● OBJECTIVE: Print the listing in its entirety and exactly, leaving out images.
>> begin DATA EXCERPTS
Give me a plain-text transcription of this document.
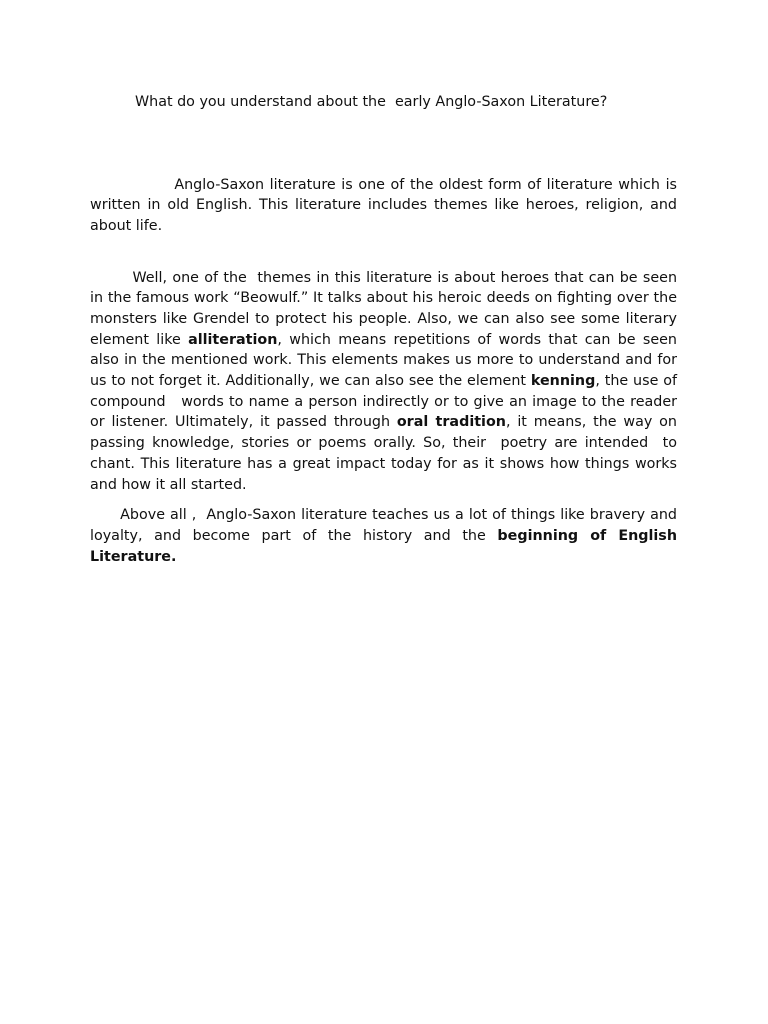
What do you understand about the  early Anglo-Saxon Literature?

Anglo-Saxon literature is one of the oldest form of literature which is written in old English. This literature includes themes like heroes, religion, and about life.

Well, one of the  themes in this literature is about heroes that can be seen in the famous work “Beowulf.” It talks about his heroic deeds on fighting over the monsters like Grendel to protect his people. Also, we can also see some literary element like alliteration, which means repetitions of words that can be seen also in the mentioned work. This elements makes us more to understand and for us to not forget it. Additionally, we can also see the element kenning, the use of compound   words to name a person indirectly or to give an image to the reader or listener. Ultimately, it passed through oral tradition, it means, the way on passing knowledge, stories or poems orally. So, their  poetry are intended  to chant. This literature has a great impact today for as it shows how things works and how it all started.

Above all ,  Anglo-Saxon literature teaches us a lot of things like bravery and loyalty, and become part of the history and the beginning of English Literature.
>> end DATA EXCERPTS
● THE SOLUTION:
Give me a plain-text transcription of this document.
What do you understand about the  early Anglo-Saxon Literature?

Anglo-Saxon literature is one of the oldest form of literature which is written in old English. This literature includes themes like heroes, religion, and about life.

Well, one of the  themes in this literature is about heroes that can be seen in the famous work “Beowulf.” It talks about his heroic deeds on fighting over the monsters like Grendel to protect his people. Also, we can also see some literary element like alliteration, which means repetitions of words that can be seen also in the mentioned work. This elements makes us more to understand and for us to not forget it. Additionally, we can also see the element kenning, the use of compound   words to name a person indirectly or to give an image to the reader or listener. Ultimately, it passed through oral tradition, it means, the way on passing knowledge, stories or poems orally. So, their  poetry are intended  to chant. This literature has a great impact today for as it shows how things works and how it all started.

Above all ,  Anglo-Saxon literature teaches us a lot of things like bravery and loyalty, and become part of the history and the beginning of English Literature.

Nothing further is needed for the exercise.